Exercise set>
A) In the passage on the global south's contribution to planning theory, do these statements agree with it? Answer yes or no for each, and quote the words that decide it. (i) Hettne named establishing counter-institutions in 'liberated zones' as the first remedy against the global North's dominance. (ii) The centre is meant to bring together researchers alone. (iii) Interest in how the global south will contribute to planning theory is declining.
B) Write a continuation of the passage on the global south's contribution to planning theory, starting after its final sentence.

Passage shown>
GLOBAL SOUTH CONTRIBUTION TO THEORY Writing about the contributions of developing countries in theory development, Bjorn Hettne noted that the first remedy in challenging and hopefully dismantling dominance of the global North in planning theory and planning practice is the establishment of counter-institutions in ‘liberated zones’ for critical and independent intellectual work. It is my hope that this centre will play a role in bringing together researchers, policy makers and planning professionals in search of best practice solutions for rural-urban linkages.
There is a growing interest in how the global south will contribute to planning theory, planning practice, policy dialogue and in the development of human settlements where people live in dignity, have access to secure means of livelihood and where people live in harmony with one another and with the environment. These are some of the research areas where the Centre for Urban and Rural linkages in Africa can engage with relevant stakeholders in search for solutions to problems facing Africa. This constitutes building human settlements where people will identify as their home and where symbiotic linkages between urban and rural areas will be strengthened.

Data section>
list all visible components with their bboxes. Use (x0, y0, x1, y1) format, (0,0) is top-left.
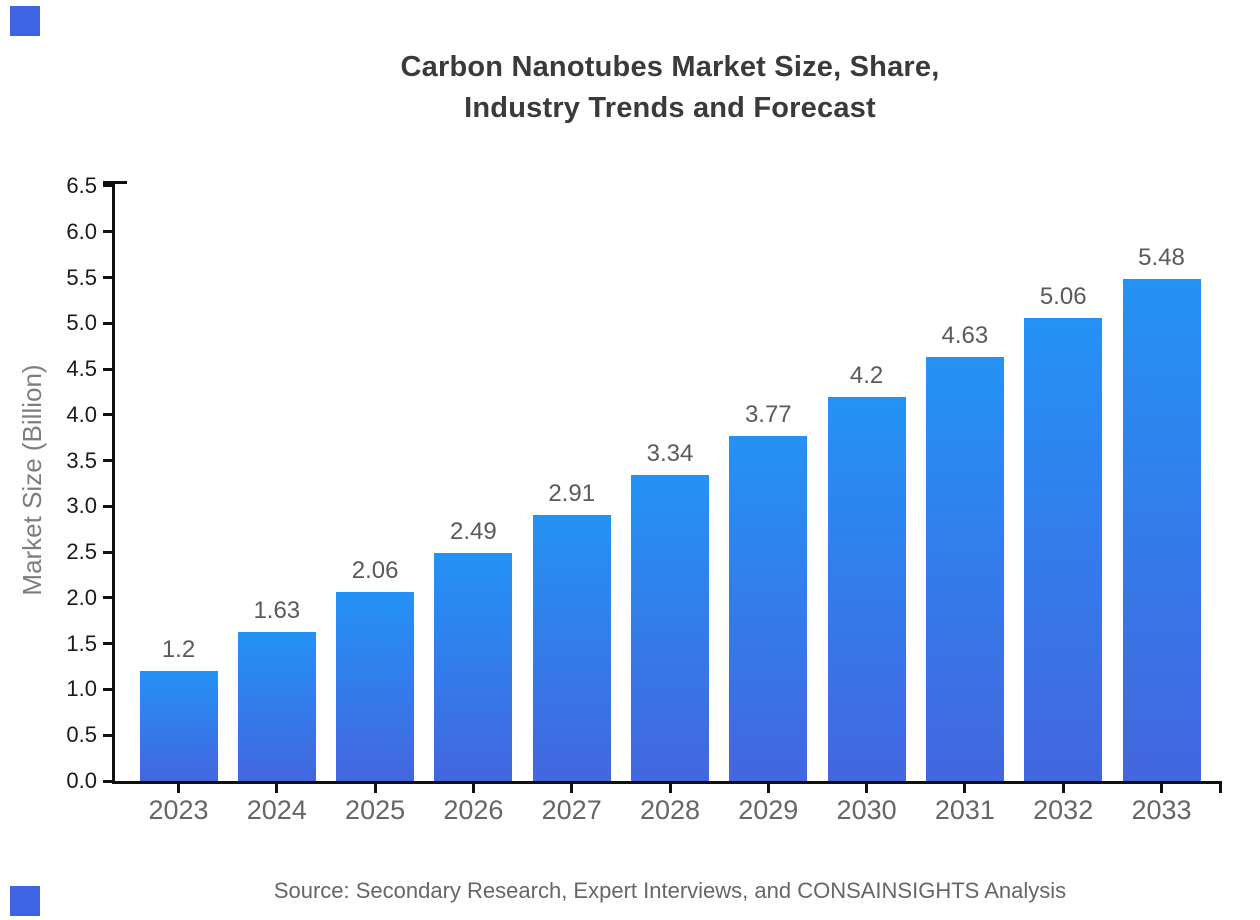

Outputs in order>
A)
(i) Yes: "the first remedy in challenging and hopefully dismantling dominance of the global North in planning theory and planning practice is the establishment of counter-institutions in ‘liberated zones’ for critical and independent intellectual work"
(ii) No: "bringing together researchers, policy makers and planning professionals"
(iii) No: "There is a growing interest in how the global south will contribute to planning theory"

B)
URBAN-RURAL LINKAGES UN-HABITAT has defined urban-rural linkages as: non-linear, diverse urban-rural interactions and linkages across space within an urban-rural continuum, including flows of people, goods, capital and information but also between sectors and activities such as agriculture, services and manufacturing. In general, they can be defined as a complex web of connections between rural and urban dimensions This scope of urban-rural linkages has been accepted by many governments in Africa. For instance, the Government of Kenya, in her (1970-1974) Development Plan, recognised that symbiotic urban-rural linkages are critical drivers of national and sub-national development processes. To achieve that goal, the government launched a Growth and Service Centres Policy. This was intended to encourage government ministries, the private sector and community groups to channel their investments towards designated urban centres. It was with the hope of creating opportunities for improving livelihoods for people living in the urban centres and those living in the hinterlands of designated urban and service centres. In the 1979-1983 Development Plan, the Kenya government noted that rural life could not be complete without towns any more than towns could not be complete without access to the countryside. That became the objective of Government policy; to promote the growth of a number of towns to a large enough size so as to provide people living in such urban areas as well as those living in their hinterlands, with commensurate facilities, amenities and opportunities.
However, in spite of the high expectations that urban-rural linkages would benefit both urban and rural areas, there are few success stories from Africa where synergetic and symbiotic linkages between urban and rural areas have been developed. In African countries where national and sub-national governments prepare development plans every five years or so, the Centre for Urban and Rural Linkages in Africa can explore possibilities of collaborating with such governments so that the centre’s expertise can be placed at their disposal.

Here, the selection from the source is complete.